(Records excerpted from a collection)
........
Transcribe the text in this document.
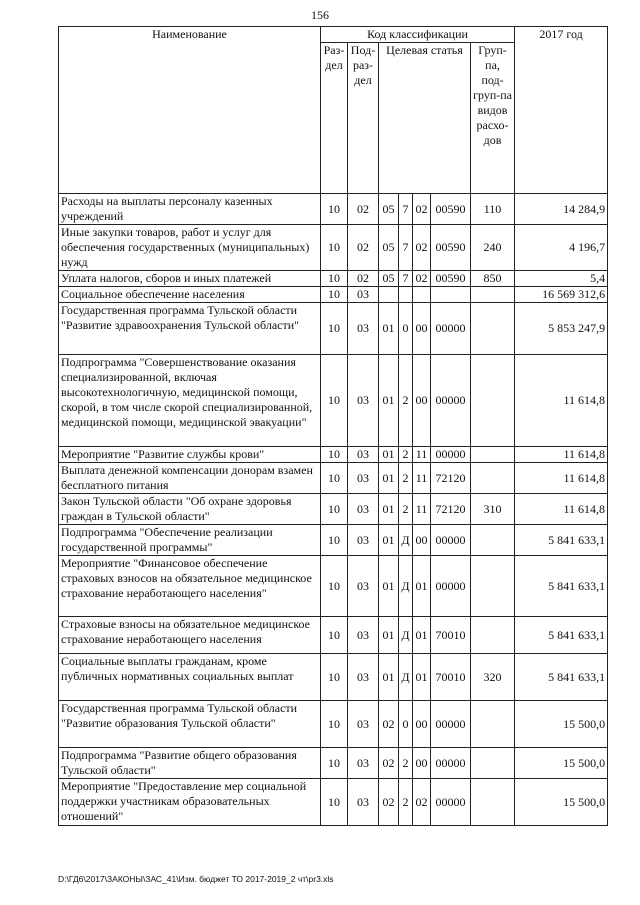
156
Наименование	Код классификации							2017 год
	Раз-дел	Под-раз-дел	Целевая статья				Груп-па, под-груп-па видов расхо-дов	
Расходы на выплаты персоналу казенных учреждений	10	02	05	7	02	00590	110	14 284,9
Иные закупки товаров, работ и услуг для обеспечения государственных (муниципальных) нужд	10	02	05	7	02	00590	240	4 196,7
Уплата налогов, сборов и иных платежей	10	02	05	7	02	00590	850	5,4
Социальное обеспечение населения	10	03						16 569 312,6
Государственная программа Тульской области "Развитие здравоохранения Тульской области"	10	03	01	0	00	00000		5 853 247,9
Подпрограмма "Совершенствование оказания специализированной, включая высокотехнологичную, медицинской помощи, скорой, в том числе скорой специализированной, медицинской помощи, медицинской эвакуации"	10	03	01	2	00	00000		11 614,8
Мероприятие "Развитие службы крови"	10	03	01	2	11	00000		11 614,8
Выплата денежной компенсации донорам взамен бесплатного питания	10	03	01	2	11	72120		11 614,8
Закон Тульской области "Об охране здоровья граждан в Тульской области"	10	03	01	2	11	72120	310	11 614,8
Подпрограмма "Обеспечение реализации государственной программы"	10	03	01	Д	00	00000		5 841 633,1
Мероприятие "Финансовое обеспечение страховых взносов на обязательное медицинское страхование неработающего населения"	10	03	01	Д	01	00000		5 841 633,1
Страховые взносы на обязательное медицинское страхование неработающего населения	10	03	01	Д	01	70010		5 841 633,1
Социальные выплаты гражданам, кроме публичных нормативных социальных выплат	10	03	01	Д	01	70010	320	5 841 633,1
Государственная программа Тульской области "Развитие образования Тульской области"	10	03	02	0	00	00000		15 500,0
Подпрограмма "Развитие общего образования Тульской области"	10	03	02	2	00	00000		15 500,0
Мероприятие "Предоставление мер социальной поддержки участникам образовательных отношений"	10	03	02	2	02	00000		15 500,0
D:\ГД6\2017\ЗАКОНЫ\ЗАС_41\Изм. бюджет ТО 2017-2019_2 чт\pr3.xls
........
Copy, from the material above, each line in which the string "Развитие" occurs.

• RESPONSE:
Государственная программа Тульской области "Развитие здравоохранения Тульской области"	10	03	01	0	00	00000		5 853 247,9
Мероприятие "Развитие службы крови"	10	03	01	2	11	00000		11 614,8
Государственная программа Тульской области "Развитие образования Тульской области"	10	03	02	0	00	00000		15 500,0
Подпрограмма "Развитие общего образования Тульской области"	10	03	02	2	00	00000		15 500,0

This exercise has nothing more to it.